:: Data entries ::
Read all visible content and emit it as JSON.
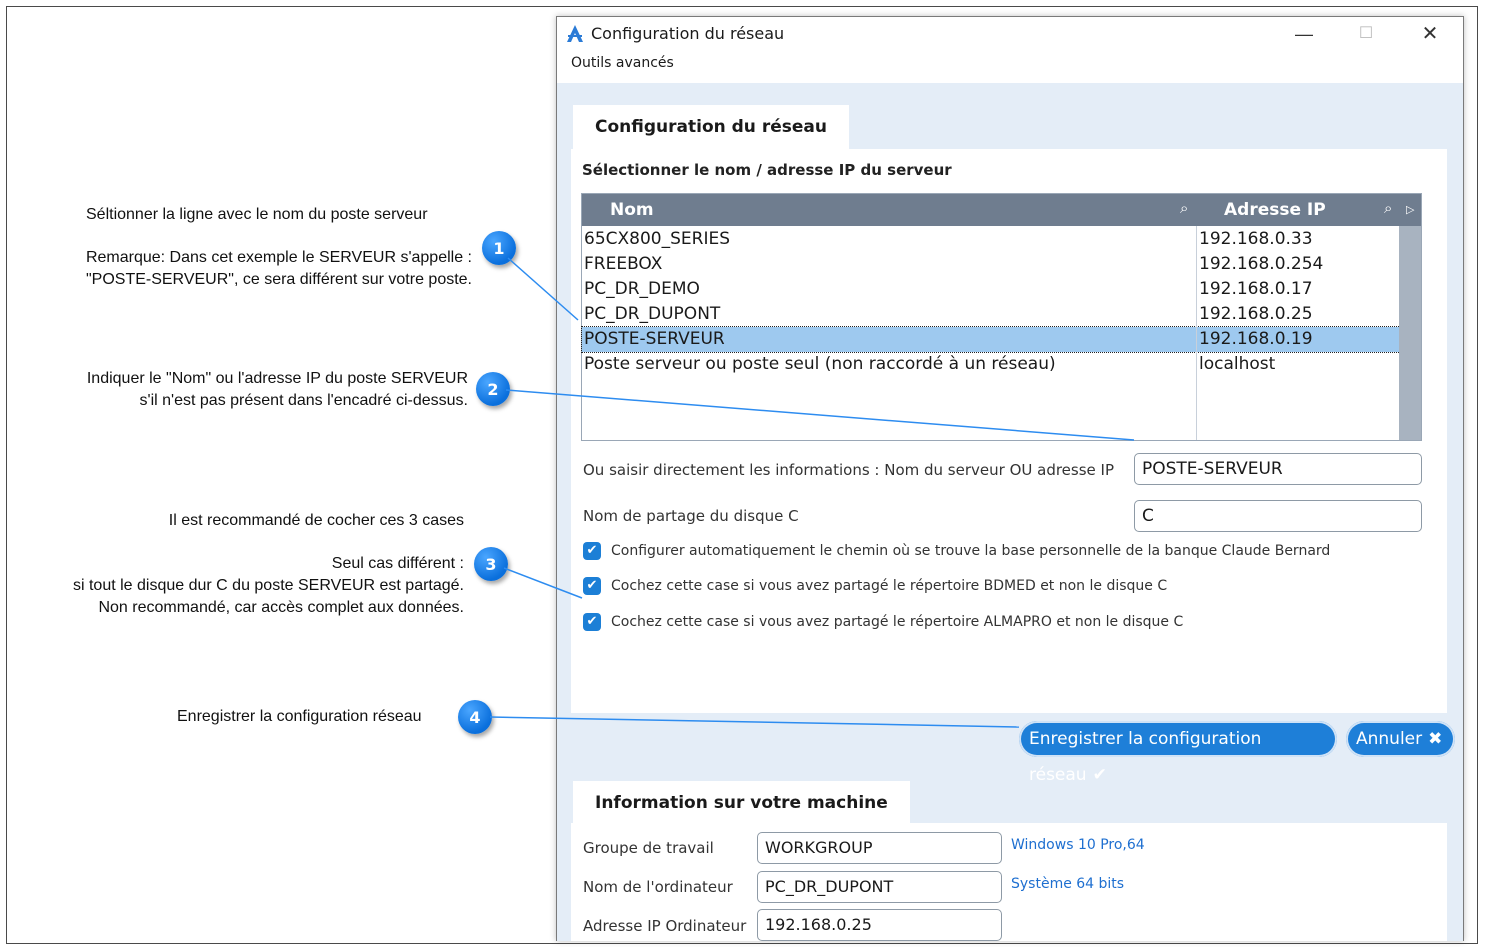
{
  "annotations": {
    "a1_line1": "Séltionner la ligne avec le nom du poste serveur",
    "a1_line2": "Remarque: Dans cet exemple le SERVEUR s'appelle :",
    "a1_line3": "\"POSTE-SERVEUR\", ce sera différent sur votre poste.",
    "a2_line1": "Indiquer le \"Nom\" ou l'adresse IP du poste SERVEUR",
    "a2_line2": "s'il n'est pas présent dans l'encadré ci-dessus.",
    "a3_line1": "Il est recommandé de cocher ces 3 cases",
    "a3_line2": "Seul cas différent :",
    "a3_line3": "si tout le disque dur C du poste SERVEUR est partagé.",
    "a3_line4": "Non recommandé, car accès complet aux données.",
    "a4_line1": "Enregistrer la configuration réseau"
  },
  "badges": [
    "1",
    "2",
    "3",
    "4"
  ],
  "window": {
    "title": "Configuration du réseau",
    "menu": "Outils avancés",
    "minimize": "—",
    "maximize": "☐",
    "close": "✕"
  },
  "network_tab": {
    "tab_label": "Configuration du réseau",
    "select_label": "Sélectionner le nom / adresse IP du serveur",
    "columns": {
      "name": "Nom",
      "ip": "Adresse IP"
    },
    "rows": [
      {
        "name": "65CX800_SERIES",
        "ip": "192.168.0.33"
      },
      {
        "name": "FREEBOX",
        "ip": "192.168.0.254"
      },
      {
        "name": "PC_DR_DEMO",
        "ip": "192.168.0.17"
      },
      {
        "name": "PC_DR_DUPONT",
        "ip": "192.168.0.25"
      },
      {
        "name": "POSTE-SERVEUR",
        "ip": "192.168.0.19"
      },
      {
        "name": "Poste serveur ou poste seul (non raccordé à un réseau)",
        "ip": "localhost"
      }
    ],
    "direct_label": "Ou saisir directement les informations : Nom du serveur OU adresse IP",
    "direct_value": "POSTE-SERVEUR",
    "share_label": "Nom de partage du disque C",
    "share_value": "C",
    "checkboxes": [
      "Configurer automatiquement le chemin où se trouve la base personnelle de la banque Claude Bernard",
      "Cochez cette case si vous avez partagé le répertoire BDMED et non le disque C",
      "Cochez cette case si vous avez partagé le répertoire ALMAPRO et non le disque C"
    ],
    "save_button": "Enregistrer la configuration réseau",
    "cancel_button": "Annuler"
  },
  "machine_tab": {
    "tab_label": "Information sur votre machine",
    "workgroup_label": "Groupe de travail",
    "workgroup_value": "WORKGROUP",
    "computer_label": "Nom de l'ordinateur",
    "computer_value": "PC_DR_DUPONT",
    "ip_label": "Adresse IP Ordinateur",
    "ip_value": "192.168.0.25",
    "os_info": "Windows 10 Pro,64",
    "arch_info": "Système 64 bits"
  },
  "colors": {
    "accent": "#1e7fd8",
    "panel_bg": "#e4edf7",
    "header": "#6f7d8f",
    "selected_row": "#9ec9ef"
  }
}
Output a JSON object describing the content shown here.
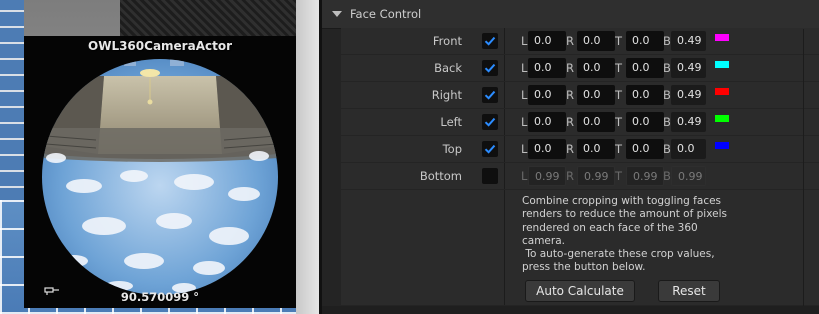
{
  "viewport": {
    "actor_name": "OWL360CameraActor",
    "angle_readout": "90.570099 °"
  },
  "details": {
    "section_title": "Face Control",
    "field_labels": {
      "left": "L",
      "right": "R",
      "top": "T",
      "bottom": "B"
    },
    "faces": [
      {
        "name": "Front",
        "checked": true,
        "L": "0.0",
        "R": "0.0",
        "T": "0.0",
        "B": "0.49",
        "swatch": "#ff00ff"
      },
      {
        "name": "Back",
        "checked": true,
        "L": "0.0",
        "R": "0.0",
        "T": "0.0",
        "B": "0.49",
        "swatch": "#00ffff"
      },
      {
        "name": "Right",
        "checked": true,
        "L": "0.0",
        "R": "0.0",
        "T": "0.0",
        "B": "0.49",
        "swatch": "#ff0000"
      },
      {
        "name": "Left",
        "checked": true,
        "L": "0.0",
        "R": "0.0",
        "T": "0.0",
        "B": "0.49",
        "swatch": "#00ff00"
      },
      {
        "name": "Top",
        "checked": true,
        "L": "0.0",
        "R": "0.0",
        "T": "0.0",
        "B": "0.0",
        "swatch": "#0000ff"
      },
      {
        "name": "Bottom",
        "checked": false,
        "L": "0.99",
        "R": "0.99",
        "T": "0.99",
        "B": "0.99",
        "swatch": ""
      }
    ],
    "info_text": "Combine cropping with toggling faces\nrenders to reduce the amount of pixels\nrendered on each face of the 360\ncamera.\n To auto-generate these crop values,\npress the button below.",
    "auto_calculate_label": "Auto Calculate",
    "reset_label": "Reset"
  },
  "colors": {
    "checkbox_accent": "#2b8cff",
    "panel_bg": "#242424"
  }
}
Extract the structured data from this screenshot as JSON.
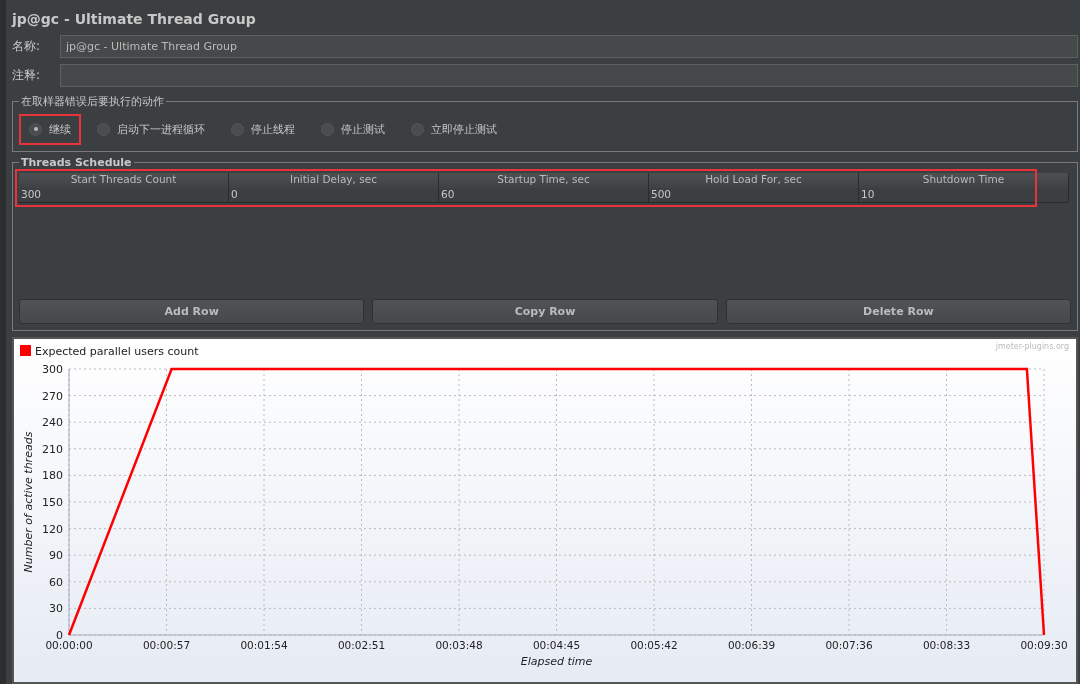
{
  "title": "jp@gc - Ultimate Thread Group",
  "fields": [
    {
      "label": "名称:",
      "value": "jp@gc - Ultimate Thread Group"
    },
    {
      "label": "注释:"
    }
  ],
  "error_action": {
    "legend": "在取样器错误后要执行的动作",
    "options": [
      {
        "label": "继续",
        "selected": true,
        "highlighted": true
      },
      {
        "label": "启动下一进程循环",
        "selected": false,
        "highlighted": false
      },
      {
        "label": "停止线程",
        "selected": false,
        "highlighted": false
      },
      {
        "label": "停止测试",
        "selected": false,
        "highlighted": false
      },
      {
        "label": "立即停止测试",
        "selected": false,
        "highlighted": false
      }
    ]
  },
  "schedule": {
    "legend": "Threads Schedule",
    "highlighted": true,
    "columns": [
      "Start Threads Count",
      "Initial Delay, sec",
      "Startup Time, sec",
      "Hold Load For, sec",
      "Shutdown Time"
    ],
    "rows": [
      [
        "300",
        "0",
        "60",
        "500",
        "10"
      ]
    ],
    "buttons": [
      "Add Row",
      "Copy Row",
      "Delete Row"
    ]
  },
  "chart": {
    "credit": "jmeter-plugins.org",
    "chart_data": {
      "type": "line",
      "xlabel": "Elapsed time",
      "ylabel": "Number of active threads",
      "x": [
        0,
        60,
        560,
        570
      ],
      "series": [
        {
          "name": "Expected parallel users count",
          "color": "#ff0000",
          "values": [
            0,
            300,
            300,
            0
          ]
        }
      ],
      "grid": true,
      "xlim": [
        0,
        570
      ],
      "ylim": [
        0,
        300
      ],
      "xticks": [
        {
          "value": 0,
          "label": "00:00:00"
        },
        {
          "value": 57,
          "label": "00:00:57"
        },
        {
          "value": 114,
          "label": "00:01:54"
        },
        {
          "value": 171,
          "label": "00:02:51"
        },
        {
          "value": 228,
          "label": "00:03:48"
        },
        {
          "value": 285,
          "label": "00:04:45"
        },
        {
          "value": 342,
          "label": "00:05:42"
        },
        {
          "value": 399,
          "label": "00:06:39"
        },
        {
          "value": 456,
          "label": "00:07:36"
        },
        {
          "value": 513,
          "label": "00:08:33"
        },
        {
          "value": 570,
          "label": "00:09:30"
        }
      ],
      "yticks": [
        0,
        30,
        60,
        90,
        120,
        150,
        180,
        210,
        240,
        270,
        300
      ]
    }
  }
}
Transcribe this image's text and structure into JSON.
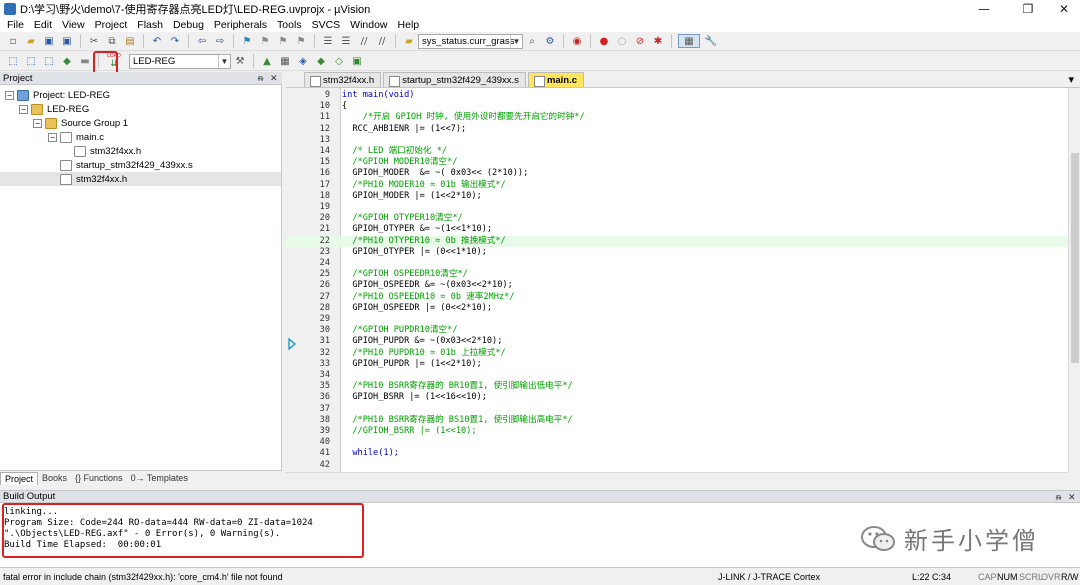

:: PROBLEM STATEMENT ::
How many lines in the records above contain the word "Enregistrer"? Reply with the number alone.

:: FINISHED TASK ::
2